[START OF Dataset entries]

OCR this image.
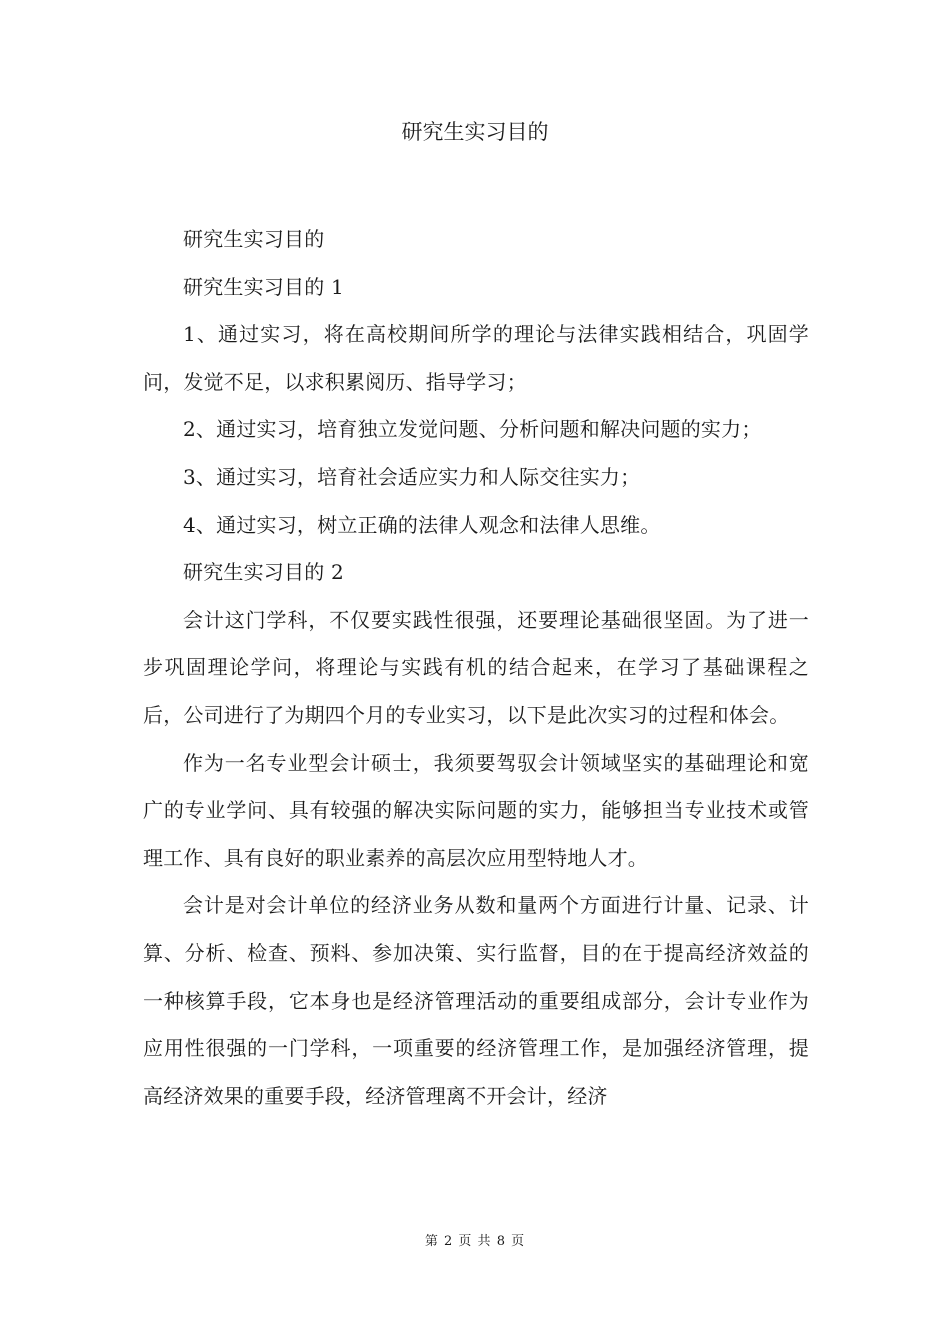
研究生实习目的

研究生实习目的

研究生实习目的 1

1、通过实习，将在高校期间所学的理论与法律实践相结合，巩固学问，发觉不足，以求积累阅历、指导学习；

2、通过实习，培育独立发觉问题、分析问题和解决问题的实力；

3、通过实习，培育社会适应实力和人际交往实力；

4、通过实习，树立正确的法律人观念和法律人思维。

研究生实习目的 2

会计这门学科，不仅要实践性很强，还要理论基础很坚固。为了进一步巩固理论学问，将理论与实践有机的结合起来，在学习了基础课程之后，公司进行了为期四个月的专业实习，以下是此次实习的过程和体会。

作为一名专业型会计硕士，我须要驾驭会计领域坚实的基础理论和宽广的专业学问、具有较强的解决实际问题的实力，能够担当专业技术或管理工作、具有良好的职业素养的高层次应用型特地人才。

会计是对会计单位的经济业务从数和量两个方面进行计量、记录、计算、分析、检查、预料、参加决策、实行监督，目的在于提高经济效益的一种核算手段，它本身也是经济管理活动的重要组成部分，会计专业作为应用性很强的一门学科，一项重要的经济管理工作，是加强经济管理，提高经济效果的重要手段，经济管理离不开会计，经济

第 2 页 共 8 页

[END OF Dataset entries]

From the listing above, return each line with the word "通过实习".

1、通过实习，将在高校期间所学的理论与法律实践相结合，巩固学问，发觉不足，以求积累阅历、指导学习；
2、通过实习，培育独立发觉问题、分析问题和解决问题的实力；
3、通过实习，培育社会适应实力和人际交往实力；
4、通过实习，树立正确的法律人观念和法律人思维。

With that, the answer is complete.